Consigne 1 – Relevez toutes les métaphores que le texte « Les pièges de l'amour » cite pour l'espace construit par Sternberg.
Consigne 2 –
Répondez d'après le texte « Les pièges de l'amour » :
(a) Quel acteur incarne le professeur Immanuel Rath ?
(b) Où la petite ville provinciale est-elle reconstituée ?
(c) Combien de séquences de numéros musicaux Sternberg développe-t-il ?
Consigne 3 – Réécrivez le passage du texte « Les pièges de l'amour » allant de « Les pièges de » jusqu'à « fin du récit. » inclus, en remplaçant « Lola-Lola » par « Lola ».

**** Texte

Les pièges de l'amour

Le roman, comme le scénario de départ, ont pour personnage principal le professeur Immanuel Rath qu'incarne, non sans cabotinage, le très célèbre Emil Jannings. Jannings est la grande star allemande de l'époque. Il a été Le Dernier des hommes (Der letzte Mann, 1924), Tartuffe (1925) et même le diable de Faust (1926) chez F. W. Murnau. Fasciné par Marlene Dietrich, qu'il va diriger à sa manière et métamorphoser en cours de tournage, Sternberg privilégie le personnage de Lola-Lola dans sa mise en scène du film en développant trois séquences de numéros musicaux, au début, au milieu et à la fin du récit.

La petite ville provinciale est entièrement reconstituée en studio à Berlin, ce qui permet au cinéaste de styliser les décors à sa convenance. La classe du lycée, les rues du port, les coulisses et la salle du cabaret offrent l'occasion à Sternberg de construire un espace fantasmatique fondé sur des métaphores : la cage d'oiseau dans l'appartement du professeur, la fenêtre fermée dans la classe, les filets de pêche dans le cabaret, la représentation des sirènes, l'escalier circulaire qui permet de monter à l'étage. Tous ces éléments représentent l'univers mortifère du professeur, la tentation du désir, et l'idée du labyrinthe et du piège.

********
**** Extrait des données

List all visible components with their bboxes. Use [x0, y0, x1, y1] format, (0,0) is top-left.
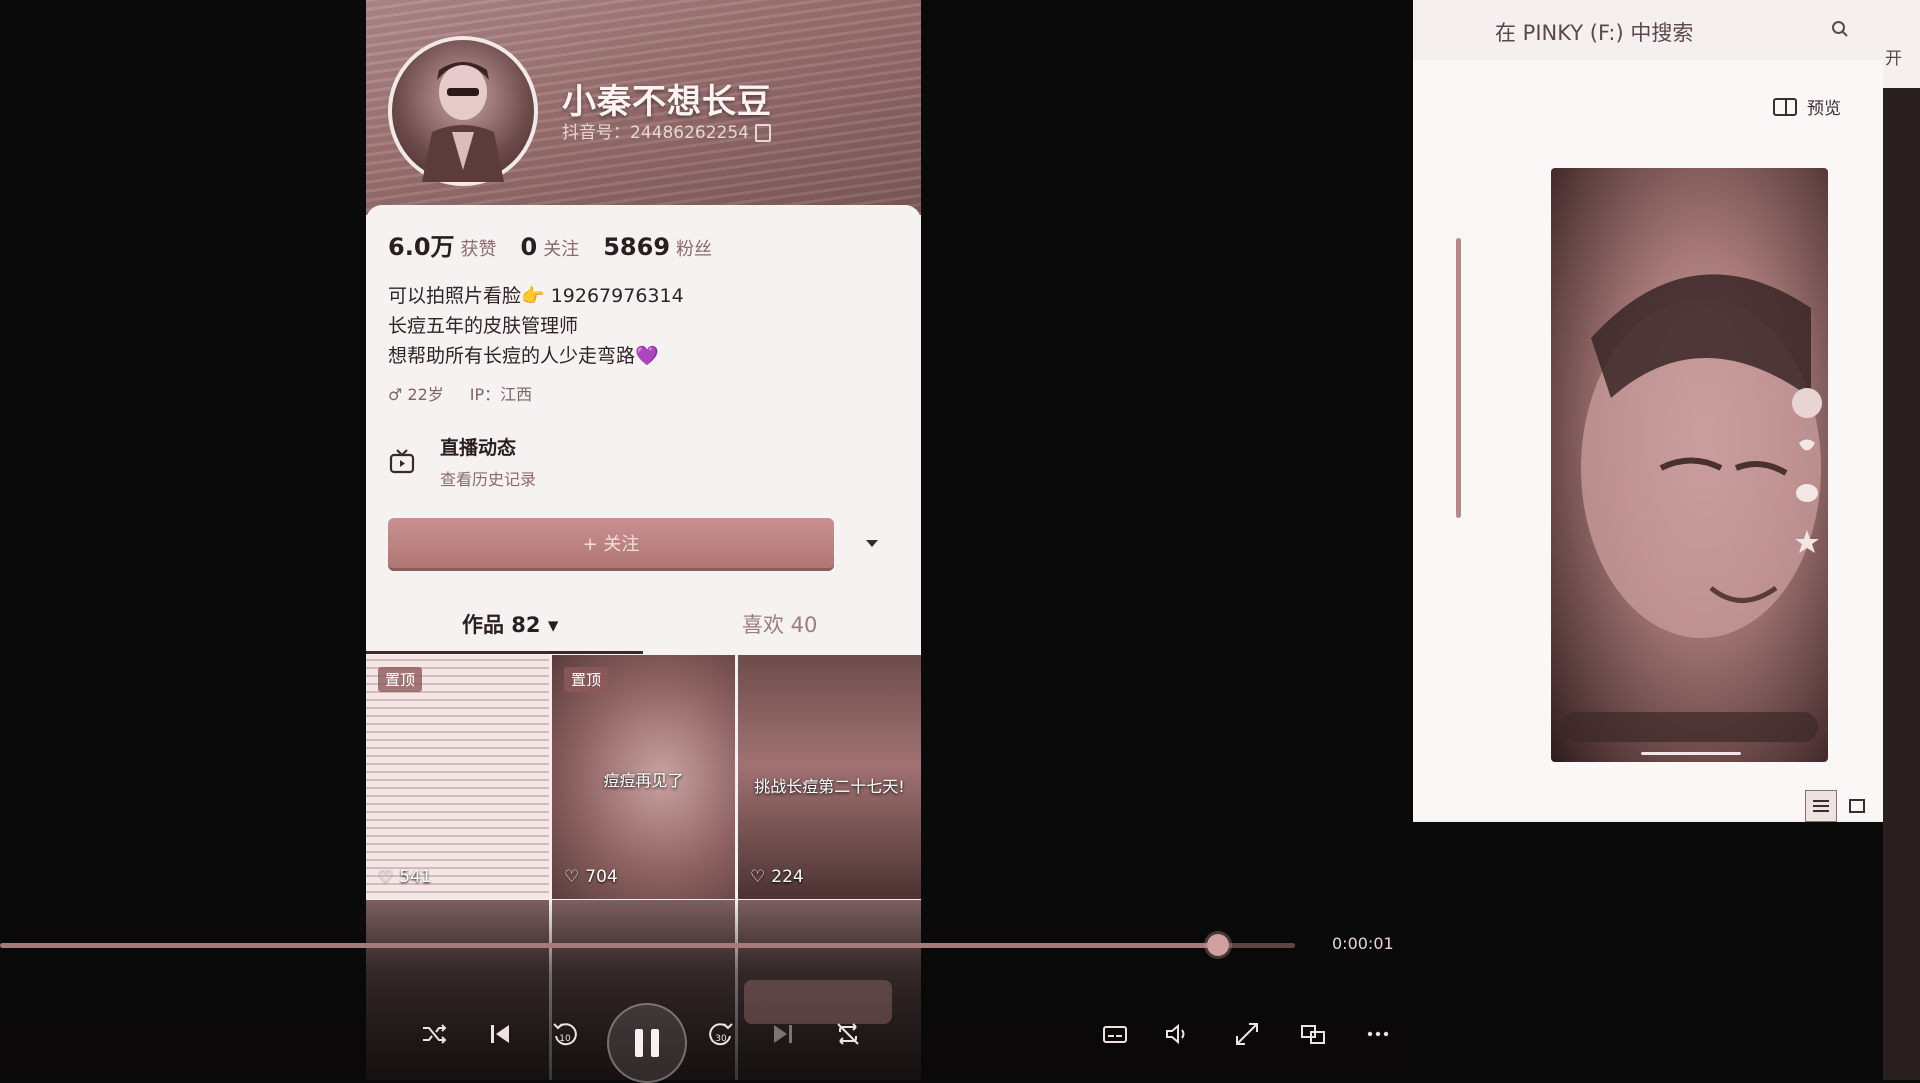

********

Réponse attendue 1 –
- la cage d'oiseau dans l'appartement du professeur
- la fenêtre fermée dans la classe
- les filets de pêche dans le cabaret
- la représentation des sirènes
- l'escalier circulaire qui permet de monter à l'étage

Réponse attendue 2 –
(a) Emil Jannings.
(b) En studio à Berlin.
(c) Trois.

Réponse attendue 3 –
Les pièges de l'amour

Le roman, comme le scénario de départ, ont pour personnage principal le professeur Immanuel Rath qu'incarne, non sans cabotinage, le très célèbre Emil Jannings. Jannings est la grande star allemande de l'époque. Il a été Le Dernier des hommes (Der letzte Mann, 1924), Tartuffe (1925) et même le diable de Faust (1926) chez F. W. Murnau. Fasciné par Marlene Dietrich, qu'il va diriger à sa manière et métamorphoser en cours de tournage, Sternberg privilégie le personnage de Lola dans sa mise en scène du film en développant trois séquences de numéros musicaux, au début, au milieu et à la fin du récit.